GIVEN TASK> Report every line below that holds the word "Провести".

[Items from a data source]
────────────────────

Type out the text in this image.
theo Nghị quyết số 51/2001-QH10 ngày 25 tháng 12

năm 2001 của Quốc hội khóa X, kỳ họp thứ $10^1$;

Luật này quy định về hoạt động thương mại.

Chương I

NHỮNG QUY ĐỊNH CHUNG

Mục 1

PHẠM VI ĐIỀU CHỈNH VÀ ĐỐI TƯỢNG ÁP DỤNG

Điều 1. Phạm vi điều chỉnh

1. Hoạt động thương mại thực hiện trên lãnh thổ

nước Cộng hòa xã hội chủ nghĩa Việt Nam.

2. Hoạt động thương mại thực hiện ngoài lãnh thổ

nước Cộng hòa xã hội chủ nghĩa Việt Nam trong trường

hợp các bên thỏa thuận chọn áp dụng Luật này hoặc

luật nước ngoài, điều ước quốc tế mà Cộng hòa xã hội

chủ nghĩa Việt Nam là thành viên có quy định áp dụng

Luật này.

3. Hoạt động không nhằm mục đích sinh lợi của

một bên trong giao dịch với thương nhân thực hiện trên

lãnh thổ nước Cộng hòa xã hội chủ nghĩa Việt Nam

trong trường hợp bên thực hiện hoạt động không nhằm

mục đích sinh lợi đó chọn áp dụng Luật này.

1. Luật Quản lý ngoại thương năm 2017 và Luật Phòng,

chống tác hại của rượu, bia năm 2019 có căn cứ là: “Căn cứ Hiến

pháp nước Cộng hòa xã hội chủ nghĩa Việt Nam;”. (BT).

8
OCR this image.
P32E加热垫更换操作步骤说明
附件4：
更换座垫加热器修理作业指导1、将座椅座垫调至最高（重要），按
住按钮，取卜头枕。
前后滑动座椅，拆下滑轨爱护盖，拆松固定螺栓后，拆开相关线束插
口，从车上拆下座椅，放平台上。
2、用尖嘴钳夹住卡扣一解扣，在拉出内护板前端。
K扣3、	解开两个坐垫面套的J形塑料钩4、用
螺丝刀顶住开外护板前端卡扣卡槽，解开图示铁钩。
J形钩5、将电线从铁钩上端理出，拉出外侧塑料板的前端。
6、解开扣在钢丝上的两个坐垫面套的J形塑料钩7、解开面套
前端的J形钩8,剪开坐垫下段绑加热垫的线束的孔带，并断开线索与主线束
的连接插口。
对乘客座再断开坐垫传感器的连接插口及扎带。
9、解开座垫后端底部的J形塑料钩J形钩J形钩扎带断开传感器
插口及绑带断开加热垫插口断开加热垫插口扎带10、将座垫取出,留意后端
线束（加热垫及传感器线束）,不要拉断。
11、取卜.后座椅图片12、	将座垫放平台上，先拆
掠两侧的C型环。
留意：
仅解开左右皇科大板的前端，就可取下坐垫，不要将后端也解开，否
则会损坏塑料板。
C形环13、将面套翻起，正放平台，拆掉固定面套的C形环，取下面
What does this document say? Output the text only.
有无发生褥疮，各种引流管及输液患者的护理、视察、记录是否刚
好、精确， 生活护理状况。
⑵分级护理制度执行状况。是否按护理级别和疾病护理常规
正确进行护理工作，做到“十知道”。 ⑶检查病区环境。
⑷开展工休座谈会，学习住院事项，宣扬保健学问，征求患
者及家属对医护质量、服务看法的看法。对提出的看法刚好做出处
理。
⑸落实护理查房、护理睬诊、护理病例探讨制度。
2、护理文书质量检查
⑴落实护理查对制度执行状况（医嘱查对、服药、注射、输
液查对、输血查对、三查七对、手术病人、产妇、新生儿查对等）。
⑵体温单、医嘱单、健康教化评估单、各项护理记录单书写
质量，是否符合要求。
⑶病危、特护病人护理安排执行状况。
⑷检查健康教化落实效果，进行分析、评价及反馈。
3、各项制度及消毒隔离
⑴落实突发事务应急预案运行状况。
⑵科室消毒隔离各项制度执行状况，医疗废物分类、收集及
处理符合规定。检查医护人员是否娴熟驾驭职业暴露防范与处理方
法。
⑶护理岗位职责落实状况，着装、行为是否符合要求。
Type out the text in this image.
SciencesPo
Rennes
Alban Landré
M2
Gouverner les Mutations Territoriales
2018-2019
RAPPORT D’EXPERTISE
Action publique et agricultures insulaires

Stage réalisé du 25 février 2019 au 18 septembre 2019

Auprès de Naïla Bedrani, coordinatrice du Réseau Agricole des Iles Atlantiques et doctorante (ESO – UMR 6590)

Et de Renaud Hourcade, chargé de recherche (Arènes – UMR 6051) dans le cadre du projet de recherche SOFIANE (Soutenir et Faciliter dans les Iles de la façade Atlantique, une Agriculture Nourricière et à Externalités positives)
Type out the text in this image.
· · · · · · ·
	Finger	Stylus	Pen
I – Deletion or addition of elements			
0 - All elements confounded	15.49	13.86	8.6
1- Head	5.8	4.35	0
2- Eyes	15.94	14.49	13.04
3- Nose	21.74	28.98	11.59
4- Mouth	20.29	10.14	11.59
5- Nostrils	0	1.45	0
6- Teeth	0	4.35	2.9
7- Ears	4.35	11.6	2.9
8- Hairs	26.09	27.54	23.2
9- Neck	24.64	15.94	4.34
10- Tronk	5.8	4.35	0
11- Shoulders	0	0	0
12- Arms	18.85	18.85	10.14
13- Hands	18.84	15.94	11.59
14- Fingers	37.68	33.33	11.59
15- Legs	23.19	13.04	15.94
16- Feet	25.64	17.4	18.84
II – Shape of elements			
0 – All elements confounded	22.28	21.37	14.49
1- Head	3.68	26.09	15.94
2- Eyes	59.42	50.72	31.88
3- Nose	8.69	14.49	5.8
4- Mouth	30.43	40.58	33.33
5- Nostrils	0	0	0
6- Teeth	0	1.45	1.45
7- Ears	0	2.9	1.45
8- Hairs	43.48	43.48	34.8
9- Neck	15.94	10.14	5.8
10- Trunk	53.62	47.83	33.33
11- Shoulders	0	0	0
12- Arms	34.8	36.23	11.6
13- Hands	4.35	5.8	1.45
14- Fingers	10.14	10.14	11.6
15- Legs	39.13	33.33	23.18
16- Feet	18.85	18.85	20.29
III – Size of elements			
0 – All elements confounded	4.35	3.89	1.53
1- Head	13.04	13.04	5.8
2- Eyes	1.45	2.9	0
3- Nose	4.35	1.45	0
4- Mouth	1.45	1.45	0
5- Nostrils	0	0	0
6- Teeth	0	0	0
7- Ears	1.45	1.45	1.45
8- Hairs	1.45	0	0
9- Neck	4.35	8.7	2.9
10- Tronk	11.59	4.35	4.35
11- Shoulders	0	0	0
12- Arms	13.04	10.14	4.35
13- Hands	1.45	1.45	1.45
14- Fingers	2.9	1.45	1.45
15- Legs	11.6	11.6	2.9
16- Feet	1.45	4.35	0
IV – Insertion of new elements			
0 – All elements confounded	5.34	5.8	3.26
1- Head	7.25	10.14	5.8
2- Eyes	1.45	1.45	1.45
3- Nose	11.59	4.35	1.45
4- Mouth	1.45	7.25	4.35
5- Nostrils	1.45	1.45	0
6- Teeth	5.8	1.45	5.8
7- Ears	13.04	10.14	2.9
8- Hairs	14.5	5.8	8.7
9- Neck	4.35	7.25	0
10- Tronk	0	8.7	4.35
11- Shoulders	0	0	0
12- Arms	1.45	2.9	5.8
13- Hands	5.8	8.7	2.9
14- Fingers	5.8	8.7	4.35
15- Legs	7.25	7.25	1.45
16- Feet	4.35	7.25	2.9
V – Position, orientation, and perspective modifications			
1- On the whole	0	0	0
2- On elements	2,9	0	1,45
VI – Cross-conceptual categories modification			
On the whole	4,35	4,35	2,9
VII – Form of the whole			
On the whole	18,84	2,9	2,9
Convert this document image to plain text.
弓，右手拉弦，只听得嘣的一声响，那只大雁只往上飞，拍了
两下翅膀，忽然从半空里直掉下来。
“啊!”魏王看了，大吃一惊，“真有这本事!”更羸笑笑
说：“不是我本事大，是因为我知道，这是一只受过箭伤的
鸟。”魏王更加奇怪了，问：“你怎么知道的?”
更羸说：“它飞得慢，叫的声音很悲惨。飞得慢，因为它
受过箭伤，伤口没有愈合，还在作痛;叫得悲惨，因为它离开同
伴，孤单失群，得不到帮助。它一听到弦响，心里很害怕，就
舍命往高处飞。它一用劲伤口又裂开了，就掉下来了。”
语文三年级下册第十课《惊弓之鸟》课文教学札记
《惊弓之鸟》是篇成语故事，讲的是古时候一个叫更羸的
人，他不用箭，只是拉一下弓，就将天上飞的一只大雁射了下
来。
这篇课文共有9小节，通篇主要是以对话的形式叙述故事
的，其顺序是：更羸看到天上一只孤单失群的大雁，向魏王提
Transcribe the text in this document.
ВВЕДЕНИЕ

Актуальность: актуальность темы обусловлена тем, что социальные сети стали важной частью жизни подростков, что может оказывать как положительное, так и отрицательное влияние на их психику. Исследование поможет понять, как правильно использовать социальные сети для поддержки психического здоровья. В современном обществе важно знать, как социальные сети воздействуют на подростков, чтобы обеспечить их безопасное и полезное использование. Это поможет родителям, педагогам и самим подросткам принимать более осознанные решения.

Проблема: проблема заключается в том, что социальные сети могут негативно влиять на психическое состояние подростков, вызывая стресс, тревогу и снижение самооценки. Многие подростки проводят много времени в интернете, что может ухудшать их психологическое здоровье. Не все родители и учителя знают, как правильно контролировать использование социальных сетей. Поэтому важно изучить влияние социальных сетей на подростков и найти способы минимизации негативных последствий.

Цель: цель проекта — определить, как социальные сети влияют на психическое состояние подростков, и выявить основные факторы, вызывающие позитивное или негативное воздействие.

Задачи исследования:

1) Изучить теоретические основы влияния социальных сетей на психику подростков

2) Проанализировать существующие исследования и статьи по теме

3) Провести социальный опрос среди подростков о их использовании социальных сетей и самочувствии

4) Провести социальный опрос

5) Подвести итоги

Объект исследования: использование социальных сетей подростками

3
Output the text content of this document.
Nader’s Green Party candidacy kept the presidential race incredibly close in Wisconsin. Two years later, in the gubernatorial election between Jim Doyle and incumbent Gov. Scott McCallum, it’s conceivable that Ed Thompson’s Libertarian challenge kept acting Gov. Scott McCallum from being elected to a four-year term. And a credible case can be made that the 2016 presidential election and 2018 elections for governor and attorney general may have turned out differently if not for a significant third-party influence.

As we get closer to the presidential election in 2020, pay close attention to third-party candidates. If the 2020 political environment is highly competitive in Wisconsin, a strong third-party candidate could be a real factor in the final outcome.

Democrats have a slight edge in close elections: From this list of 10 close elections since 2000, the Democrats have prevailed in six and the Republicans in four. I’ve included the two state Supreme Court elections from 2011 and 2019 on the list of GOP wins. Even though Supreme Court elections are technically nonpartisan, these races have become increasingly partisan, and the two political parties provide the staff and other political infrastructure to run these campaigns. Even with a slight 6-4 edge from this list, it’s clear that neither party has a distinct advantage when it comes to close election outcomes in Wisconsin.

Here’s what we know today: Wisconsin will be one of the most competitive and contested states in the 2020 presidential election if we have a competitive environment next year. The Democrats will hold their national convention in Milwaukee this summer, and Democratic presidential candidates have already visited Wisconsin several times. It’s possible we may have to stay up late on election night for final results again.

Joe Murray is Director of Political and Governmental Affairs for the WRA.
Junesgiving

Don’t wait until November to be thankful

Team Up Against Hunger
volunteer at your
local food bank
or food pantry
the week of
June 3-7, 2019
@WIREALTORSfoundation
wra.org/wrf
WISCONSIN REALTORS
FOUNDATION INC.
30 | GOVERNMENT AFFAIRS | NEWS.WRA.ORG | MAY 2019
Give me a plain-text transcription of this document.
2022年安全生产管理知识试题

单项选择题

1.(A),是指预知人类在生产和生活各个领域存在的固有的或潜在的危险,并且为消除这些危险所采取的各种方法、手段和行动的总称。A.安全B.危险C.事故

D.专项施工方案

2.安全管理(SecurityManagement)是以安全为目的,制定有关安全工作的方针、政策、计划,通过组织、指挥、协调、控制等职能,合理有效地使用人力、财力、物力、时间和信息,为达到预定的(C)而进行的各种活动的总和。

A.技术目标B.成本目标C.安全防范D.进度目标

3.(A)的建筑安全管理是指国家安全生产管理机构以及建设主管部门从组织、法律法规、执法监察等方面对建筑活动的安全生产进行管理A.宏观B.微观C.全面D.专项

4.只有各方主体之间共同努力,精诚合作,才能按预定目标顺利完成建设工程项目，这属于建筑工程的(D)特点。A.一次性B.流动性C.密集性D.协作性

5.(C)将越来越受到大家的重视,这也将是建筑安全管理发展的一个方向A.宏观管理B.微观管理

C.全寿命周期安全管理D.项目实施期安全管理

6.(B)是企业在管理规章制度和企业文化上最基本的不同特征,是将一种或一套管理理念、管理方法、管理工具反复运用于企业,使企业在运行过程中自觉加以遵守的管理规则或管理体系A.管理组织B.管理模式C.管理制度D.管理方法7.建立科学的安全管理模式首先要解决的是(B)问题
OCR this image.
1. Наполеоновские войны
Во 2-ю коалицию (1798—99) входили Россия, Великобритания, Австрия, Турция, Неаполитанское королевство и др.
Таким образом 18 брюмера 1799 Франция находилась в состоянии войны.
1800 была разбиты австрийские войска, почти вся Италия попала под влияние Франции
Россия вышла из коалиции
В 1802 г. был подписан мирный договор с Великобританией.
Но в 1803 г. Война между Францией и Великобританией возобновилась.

────────────────────

EXERCISE ANSWER>
3) Провести социальный опрос среди подростков о их использовании социальных сетей и самочувствии
4) Провести социальный опрос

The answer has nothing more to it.